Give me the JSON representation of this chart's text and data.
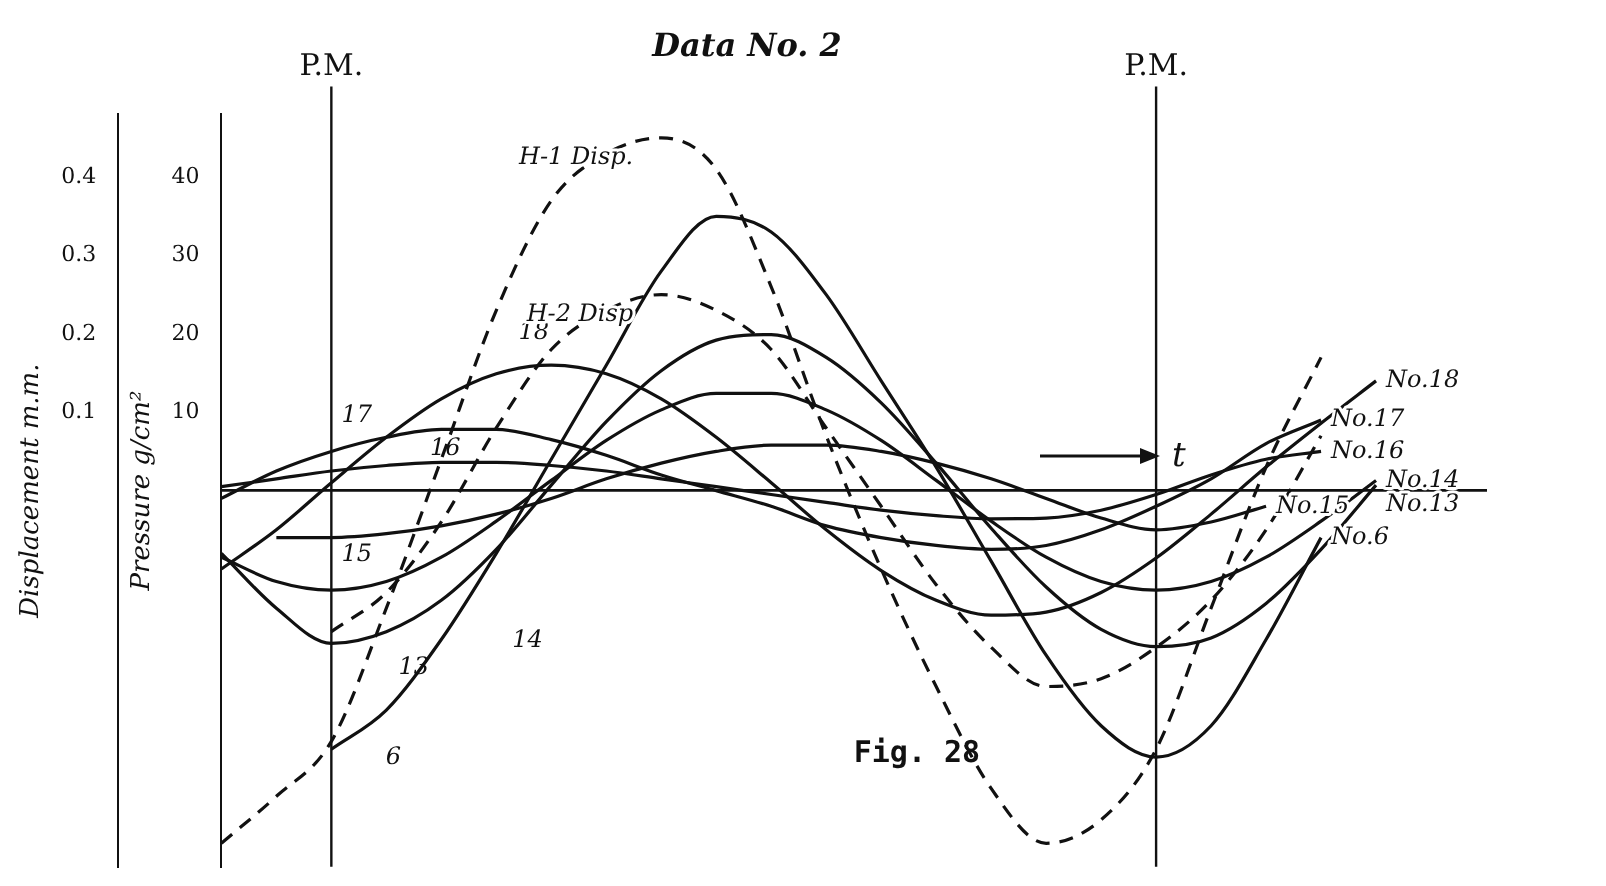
{
  "chart_data": {
    "type": "line",
    "title": "Data No. 2",
    "xlabel": "t",
    "ylabel": "Pressure g/cm²",
    "y2label": "Displacement m.m.",
    "categories": [
      null,
      null,
      null,
      null,
      null,
      null,
      null,
      null,
      null,
      null,
      null,
      null,
      null,
      null,
      null,
      null,
      null,
      null,
      null,
      null,
      null,
      null,
      null,
      null
    ],
    "ylim": [
      -48,
      48
    ],
    "yticks": [
      10,
      20,
      30,
      40
    ],
    "y2lim": [
      -0.48,
      0.48
    ],
    "y2ticks": [
      0.1,
      0.2,
      0.3,
      0.4
    ],
    "grid": false,
    "legend": false,
    "marker": "none",
    "line_style": "solid",
    "series": [
      {
        "name": "H-1 Disp.",
        "color": "#111111",
        "axis": "y2",
        "line_style": "dashed",
        "values": [
          -0.45,
          -0.39,
          -0.32,
          -0.15,
          0.04,
          0.23,
          0.37,
          0.43,
          0.45,
          0.41,
          0.26,
          0.07,
          -0.1,
          -0.25,
          -0.38,
          -0.45,
          -0.42,
          -0.33,
          -0.15,
          0.03,
          0.17,
          null,
          null,
          null
        ]
      },
      {
        "name": "H-2 Disp",
        "color": "#111111",
        "axis": "y2",
        "line_style": "dashed",
        "values": [
          null,
          null,
          -0.18,
          -0.13,
          -0.04,
          0.08,
          0.18,
          0.23,
          0.25,
          0.23,
          0.18,
          0.08,
          -0.02,
          -0.12,
          -0.2,
          -0.25,
          -0.24,
          -0.2,
          -0.14,
          -0.05,
          0.07,
          null,
          null,
          null
        ]
      },
      {
        "name": "No.6",
        "color": "#111111",
        "values": [
          null,
          null,
          -33,
          -28,
          -19,
          -8,
          4,
          16,
          28,
          35,
          33,
          25,
          14,
          3,
          -9,
          -21,
          -30,
          -34,
          -30,
          -19,
          -6,
          null,
          null,
          null
        ]
      },
      {
        "name": "No.13",
        "color": "#111111",
        "values": [
          -8,
          -15,
          -19.5,
          -18,
          -14,
          -7.5,
          0.7,
          8.8,
          15.3,
          19.2,
          19.9,
          17,
          11.2,
          3.5,
          -4.8,
          -12.3,
          -17.7,
          -19.9,
          -18.8,
          -14.4,
          -7.5,
          0.7,
          null,
          null
        ]
      },
      {
        "name": "No.14",
        "color": "#111111",
        "values": [
          -8.5,
          -11.6,
          -12.7,
          -11.6,
          -8.5,
          -3.9,
          1.3,
          6.4,
          10.3,
          12.4,
          12.4,
          10.3,
          6.4,
          1.3,
          -3.9,
          -8.5,
          -11.6,
          -12.7,
          -11.6,
          -8.5,
          -3.9,
          1.3,
          null,
          null
        ]
      },
      {
        "name": "No.15",
        "color": "#111111",
        "values": [
          null,
          -6,
          -6,
          -5.5,
          -4.5,
          -3,
          -1,
          1.5,
          3.5,
          5,
          5.8,
          5.8,
          5,
          3.5,
          1.5,
          -1,
          -3.5,
          -5,
          -4,
          -2,
          null,
          null,
          null,
          null
        ]
      },
      {
        "name": "No.16",
        "color": "#111111",
        "values": [
          0.5,
          1.5,
          2.5,
          3.2,
          3.6,
          3.6,
          3.2,
          2.5,
          1.5,
          0.5,
          -0.5,
          -1.5,
          -2.5,
          -3.2,
          -3.6,
          -3.5,
          -2.5,
          -0.5,
          2,
          4,
          5,
          null,
          null,
          null
        ]
      },
      {
        "name": "No.17",
        "color": "#111111",
        "values": [
          -1,
          2.5,
          5,
          6.8,
          7.8,
          7.8,
          6.5,
          4.5,
          2,
          0,
          -2,
          -4.5,
          -6,
          -7,
          -7.5,
          -7,
          -5,
          -2,
          1.5,
          6,
          9,
          null,
          null,
          null
        ]
      },
      {
        "name": "No.18",
        "color": "#111111",
        "values": [
          -10,
          -5,
          1,
          6.8,
          11.7,
          14.9,
          16,
          14.9,
          11.7,
          6.8,
          1,
          -5,
          -10.2,
          -14,
          -15.9,
          -15.5,
          -13,
          -8.6,
          -3,
          3,
          8.6,
          14,
          null,
          null
        ]
      }
    ],
    "annotations": [
      "17",
      "16",
      "15",
      "14",
      "13",
      "6",
      "18",
      "P.M.",
      "P.M.",
      "Fig. 28"
    ]
  }
}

::::

■ **WHAT YOU WILL DO**: Restate each line of the records exactly; pictures do not belong in the copy.

■ **WRITTEN RESPONSE**:
Give me the JSON representation of this chart's text and data.
{
  "chart_data": {
    "type": "line",
    "title": "Data No. 2",
    "xlabel": "t",
    "ylabel": "Pressure g/cm²",
    "y2label": "Displacement m.m.",
    "categories": [
      null,
      null,
      null,
      null,
      null,
      null,
      null,
      null,
      null,
      null,
      null,
      null,
      null,
      null,
      null,
      null,
      null,
      null,
      null,
      null,
      null,
      null,
      null,
      null
    ],
    "ylim": [
      -48,
      48
    ],
    "yticks": [
      10,
      20,
      30,
      40
    ],
    "y2lim": [
      -0.48,
      0.48
    ],
    "y2ticks": [
      0.1,
      0.2,
      0.3,
      0.4
    ],
    "grid": false,
    "legend": false,
    "marker": "none",
    "line_style": "solid",
    "series": [
      {
        "name": "H-1 Disp.",
        "color": "#111111",
        "axis": "y2",
        "line_style": "dashed",
        "values": [
          -0.45,
          -0.39,
          -0.32,
          -0.15,
          0.04,
          0.23,
          0.37,
          0.43,
          0.45,
          0.41,
          0.26,
          0.07,
          -0.1,
          -0.25,
          -0.38,
          -0.45,
          -0.42,
          -0.33,
          -0.15,
          0.03,
          0.17,
          null,
          null,
          null
        ]
      },
      {
        "name": "H-2 Disp",
        "color": "#111111",
        "axis": "y2",
        "line_style": "dashed",
        "values": [
          null,
          null,
          -0.18,
          -0.13,
          -0.04,
          0.08,
          0.18,
          0.23,
          0.25,
          0.23,
          0.18,
          0.08,
          -0.02,
          -0.12,
          -0.2,
          -0.25,
          -0.24,
          -0.2,
          -0.14,
          -0.05,
          0.07,
          null,
          null,
          null
        ]
      },
      {
        "name": "No.6",
        "color": "#111111",
        "values": [
          null,
          null,
          -33,
          -28,
          -19,
          -8,
          4,
          16,
          28,
          35,
          33,
          25,
          14,
          3,
          -9,
          -21,
          -30,
          -34,
          -30,
          -19,
          -6,
          null,
          null,
          null
        ]
      },
      {
        "name": "No.13",
        "color": "#111111",
        "values": [
          -8,
          -15,
          -19.5,
          -18,
          -14,
          -7.5,
          0.7,
          8.8,
          15.3,
          19.2,
          19.9,
          17,
          11.2,
          3.5,
          -4.8,
          -12.3,
          -17.7,
          -19.9,
          -18.8,
          -14.4,
          -7.5,
          0.7,
          null,
          null
        ]
      },
      {
        "name": "No.14",
        "color": "#111111",
        "values": [
          -8.5,
          -11.6,
          -12.7,
          -11.6,
          -8.5,
          -3.9,
          1.3,
          6.4,
          10.3,
          12.4,
          12.4,
          10.3,
          6.4,
          1.3,
          -3.9,
          -8.5,
          -11.6,
          -12.7,
          -11.6,
          -8.5,
          -3.9,
          1.3,
          null,
          null
        ]
      },
      {
        "name": "No.15",
        "color": "#111111",
        "values": [
          null,
          -6,
          -6,
          -5.5,
          -4.5,
          -3,
          -1,
          1.5,
          3.5,
          5,
          5.8,
          5.8,
          5,
          3.5,
          1.5,
          -1,
          -3.5,
          -5,
          -4,
          -2,
          null,
          null,
          null,
          null
        ]
      },
      {
        "name": "No.16",
        "color": "#111111",
        "values": [
          0.5,
          1.5,
          2.5,
          3.2,
          3.6,
          3.6,
          3.2,
          2.5,
          1.5,
          0.5,
          -0.5,
          -1.5,
          -2.5,
          -3.2,
          -3.6,
          -3.5,
          -2.5,
          -0.5,
          2,
          4,
          5,
          null,
          null,
          null
        ]
      },
      {
        "name": "No.17",
        "color": "#111111",
        "values": [
          -1,
          2.5,
          5,
          6.8,
          7.8,
          7.8,
          6.5,
          4.5,
          2,
          0,
          -2,
          -4.5,
          -6,
          -7,
          -7.5,
          -7,
          -5,
          -2,
          1.5,
          6,
          9,
          null,
          null,
          null
        ]
      },
      {
        "name": "No.18",
        "color": "#111111",
        "values": [
          -10,
          -5,
          1,
          6.8,
          11.7,
          14.9,
          16,
          14.9,
          11.7,
          6.8,
          1,
          -5,
          -10.2,
          -14,
          -15.9,
          -15.5,
          -13,
          -8.6,
          -3,
          3,
          8.6,
          14,
          null,
          null
        ]
      }
    ],
    "annotations": [
      "17",
      "16",
      "15",
      "14",
      "13",
      "6",
      "18",
      "P.M.",
      "P.M.",
      "Fig. 28"
    ]
  }
}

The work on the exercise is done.